What is required: Output every line of the items below verbatim, changing nothing.

Records to use:
════

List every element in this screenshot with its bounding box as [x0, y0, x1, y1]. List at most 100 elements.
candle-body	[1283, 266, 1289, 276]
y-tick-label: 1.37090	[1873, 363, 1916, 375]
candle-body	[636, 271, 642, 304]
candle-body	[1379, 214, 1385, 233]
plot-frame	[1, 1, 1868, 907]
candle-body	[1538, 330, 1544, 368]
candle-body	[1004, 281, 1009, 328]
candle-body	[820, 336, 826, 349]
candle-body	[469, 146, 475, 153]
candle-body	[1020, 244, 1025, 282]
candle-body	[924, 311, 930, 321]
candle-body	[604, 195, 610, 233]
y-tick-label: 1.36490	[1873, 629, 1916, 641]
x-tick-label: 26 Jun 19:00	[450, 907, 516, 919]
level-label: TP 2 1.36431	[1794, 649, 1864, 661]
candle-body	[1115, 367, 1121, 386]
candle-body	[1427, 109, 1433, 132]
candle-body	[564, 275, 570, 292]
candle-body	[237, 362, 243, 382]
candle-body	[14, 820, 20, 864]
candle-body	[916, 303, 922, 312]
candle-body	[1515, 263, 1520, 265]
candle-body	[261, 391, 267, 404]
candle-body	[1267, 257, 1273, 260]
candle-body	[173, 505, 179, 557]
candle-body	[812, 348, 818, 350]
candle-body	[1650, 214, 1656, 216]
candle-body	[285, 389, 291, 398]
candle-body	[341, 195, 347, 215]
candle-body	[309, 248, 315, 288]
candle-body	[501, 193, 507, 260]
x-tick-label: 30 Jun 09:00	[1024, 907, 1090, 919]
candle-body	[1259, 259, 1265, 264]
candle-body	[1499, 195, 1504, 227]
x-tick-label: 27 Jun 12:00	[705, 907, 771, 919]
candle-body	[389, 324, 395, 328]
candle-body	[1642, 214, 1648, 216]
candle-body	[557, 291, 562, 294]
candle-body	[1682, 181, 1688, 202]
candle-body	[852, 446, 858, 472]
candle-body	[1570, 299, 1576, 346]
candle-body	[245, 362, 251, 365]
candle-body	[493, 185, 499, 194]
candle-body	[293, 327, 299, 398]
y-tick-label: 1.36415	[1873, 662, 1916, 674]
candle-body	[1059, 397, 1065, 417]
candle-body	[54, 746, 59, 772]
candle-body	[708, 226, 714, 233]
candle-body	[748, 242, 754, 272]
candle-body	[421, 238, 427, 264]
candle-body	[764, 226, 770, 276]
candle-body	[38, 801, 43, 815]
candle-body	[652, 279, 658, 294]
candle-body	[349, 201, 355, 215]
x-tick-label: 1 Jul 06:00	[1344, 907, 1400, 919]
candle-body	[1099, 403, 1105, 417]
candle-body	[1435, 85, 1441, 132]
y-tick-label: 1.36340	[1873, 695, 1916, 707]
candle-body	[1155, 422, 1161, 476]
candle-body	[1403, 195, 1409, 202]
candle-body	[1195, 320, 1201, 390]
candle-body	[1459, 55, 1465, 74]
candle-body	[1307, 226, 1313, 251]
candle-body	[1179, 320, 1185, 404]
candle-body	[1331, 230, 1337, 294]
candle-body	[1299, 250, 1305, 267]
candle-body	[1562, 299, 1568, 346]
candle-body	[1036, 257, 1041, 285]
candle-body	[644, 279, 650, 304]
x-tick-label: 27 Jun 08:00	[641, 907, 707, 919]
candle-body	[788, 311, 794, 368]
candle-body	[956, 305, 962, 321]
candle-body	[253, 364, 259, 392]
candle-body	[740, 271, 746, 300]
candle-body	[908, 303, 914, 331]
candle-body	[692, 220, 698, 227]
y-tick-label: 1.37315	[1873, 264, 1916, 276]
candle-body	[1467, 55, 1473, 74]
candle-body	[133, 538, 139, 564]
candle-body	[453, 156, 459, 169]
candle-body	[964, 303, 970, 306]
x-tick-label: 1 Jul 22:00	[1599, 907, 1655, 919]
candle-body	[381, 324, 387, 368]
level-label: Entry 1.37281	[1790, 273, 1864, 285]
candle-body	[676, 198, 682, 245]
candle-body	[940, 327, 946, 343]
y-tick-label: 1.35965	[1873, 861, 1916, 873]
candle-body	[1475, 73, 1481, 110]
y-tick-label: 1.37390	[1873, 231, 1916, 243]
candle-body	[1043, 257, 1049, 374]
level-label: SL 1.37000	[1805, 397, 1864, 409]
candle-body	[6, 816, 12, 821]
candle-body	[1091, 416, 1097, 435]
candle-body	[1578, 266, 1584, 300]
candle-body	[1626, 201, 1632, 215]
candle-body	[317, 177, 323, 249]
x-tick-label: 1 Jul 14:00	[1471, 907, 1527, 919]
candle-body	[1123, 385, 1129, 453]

════

Exercise result:
List every element in this screenshot with its bounding box as [x0, y0, x1, y1]. List at most 100 elements.
candle-body	[1283, 266, 1289, 276]
y-tick-label: 1.37090	[1873, 363, 1916, 375]
candle-body	[636, 271, 642, 304]
candle-body	[1379, 214, 1385, 233]
plot-frame	[1, 1, 1868, 907]
candle-body	[1538, 330, 1544, 368]
candle-body	[1004, 281, 1009, 328]
candle-body	[820, 336, 826, 349]
candle-body	[469, 146, 475, 153]
candle-body	[1020, 244, 1025, 282]
candle-body	[924, 311, 930, 321]
candle-body	[604, 195, 610, 233]
y-tick-label: 1.36490	[1873, 629, 1916, 641]
x-tick-label: 26 Jun 19:00	[450, 907, 516, 919]
level-label: TP 2 1.36431	[1794, 649, 1864, 661]
candle-body	[1115, 367, 1121, 386]
candle-body	[1427, 109, 1433, 132]
candle-body	[564, 275, 570, 292]
candle-body	[237, 362, 243, 382]
candle-body	[14, 820, 20, 864]
candle-body	[916, 303, 922, 312]
candle-body	[1515, 263, 1520, 265]
candle-body	[261, 391, 267, 404]
candle-body	[1267, 257, 1273, 260]
candle-body	[173, 505, 179, 557]
candle-body	[812, 348, 818, 350]
candle-body	[1650, 214, 1656, 216]
candle-body	[285, 389, 291, 398]
candle-body	[341, 195, 347, 215]
candle-body	[309, 248, 315, 288]
candle-body	[501, 193, 507, 260]
x-tick-label: 30 Jun 09:00	[1024, 907, 1090, 919]
candle-body	[1259, 259, 1265, 264]
candle-body	[1499, 195, 1504, 227]
x-tick-label: 27 Jun 12:00	[705, 907, 771, 919]
candle-body	[389, 324, 395, 328]
candle-body	[1642, 214, 1648, 216]
candle-body	[557, 291, 562, 294]
candle-body	[1682, 181, 1688, 202]
candle-body	[852, 446, 858, 472]
candle-body	[1570, 299, 1576, 346]
candle-body	[245, 362, 251, 365]
candle-body	[493, 185, 499, 194]
candle-body	[293, 327, 299, 398]
y-tick-label: 1.36415	[1873, 662, 1916, 674]
candle-body	[1059, 397, 1065, 417]
candle-body	[54, 746, 59, 772]
candle-body	[708, 226, 714, 233]
candle-body	[748, 242, 754, 272]
candle-body	[421, 238, 427, 264]
candle-body	[764, 226, 770, 276]
candle-body	[38, 801, 43, 815]
candle-body	[652, 279, 658, 294]
candle-body	[349, 201, 355, 215]
x-tick-label: 1 Jul 06:00	[1344, 907, 1400, 919]
candle-body	[1099, 403, 1105, 417]
candle-body	[1435, 85, 1441, 132]
y-tick-label: 1.36340	[1873, 695, 1916, 707]
candle-body	[1155, 422, 1161, 476]
candle-body	[1403, 195, 1409, 202]
candle-body	[1195, 320, 1201, 390]
candle-body	[1459, 55, 1465, 74]
candle-body	[1307, 226, 1313, 251]
candle-body	[1179, 320, 1185, 404]
candle-body	[1331, 230, 1337, 294]
candle-body	[1299, 250, 1305, 267]
candle-body	[1562, 299, 1568, 346]
candle-body	[1036, 257, 1041, 285]
candle-body	[644, 279, 650, 304]
x-tick-label: 27 Jun 08:00	[641, 907, 707, 919]
candle-body	[788, 311, 794, 368]
candle-body	[956, 305, 962, 321]
candle-body	[253, 364, 259, 392]
candle-body	[740, 271, 746, 300]
candle-body	[908, 303, 914, 331]
candle-body	[692, 220, 698, 227]
y-tick-label: 1.37315	[1873, 264, 1916, 276]
candle-body	[1467, 55, 1473, 74]
candle-body	[133, 538, 139, 564]
candle-body	[453, 156, 459, 169]
candle-body	[964, 303, 970, 306]
x-tick-label: 1 Jul 22:00	[1599, 907, 1655, 919]
candle-body	[381, 324, 387, 368]
level-label: Entry 1.37281	[1790, 273, 1864, 285]
candle-body	[676, 198, 682, 245]
candle-body	[940, 327, 946, 343]
y-tick-label: 1.35965	[1873, 861, 1916, 873]
candle-body	[1475, 73, 1481, 110]
y-tick-label: 1.37390	[1873, 231, 1916, 243]
candle-body	[1043, 257, 1049, 374]
level-label: SL 1.37000	[1805, 397, 1864, 409]
candle-body	[6, 816, 12, 821]
candle-body	[1091, 416, 1097, 435]
candle-body	[1578, 266, 1584, 300]
candle-body	[1626, 201, 1632, 215]
candle-body	[317, 177, 323, 249]
x-tick-label: 1 Jul 14:00	[1471, 907, 1527, 919]
candle-body	[1123, 385, 1129, 453]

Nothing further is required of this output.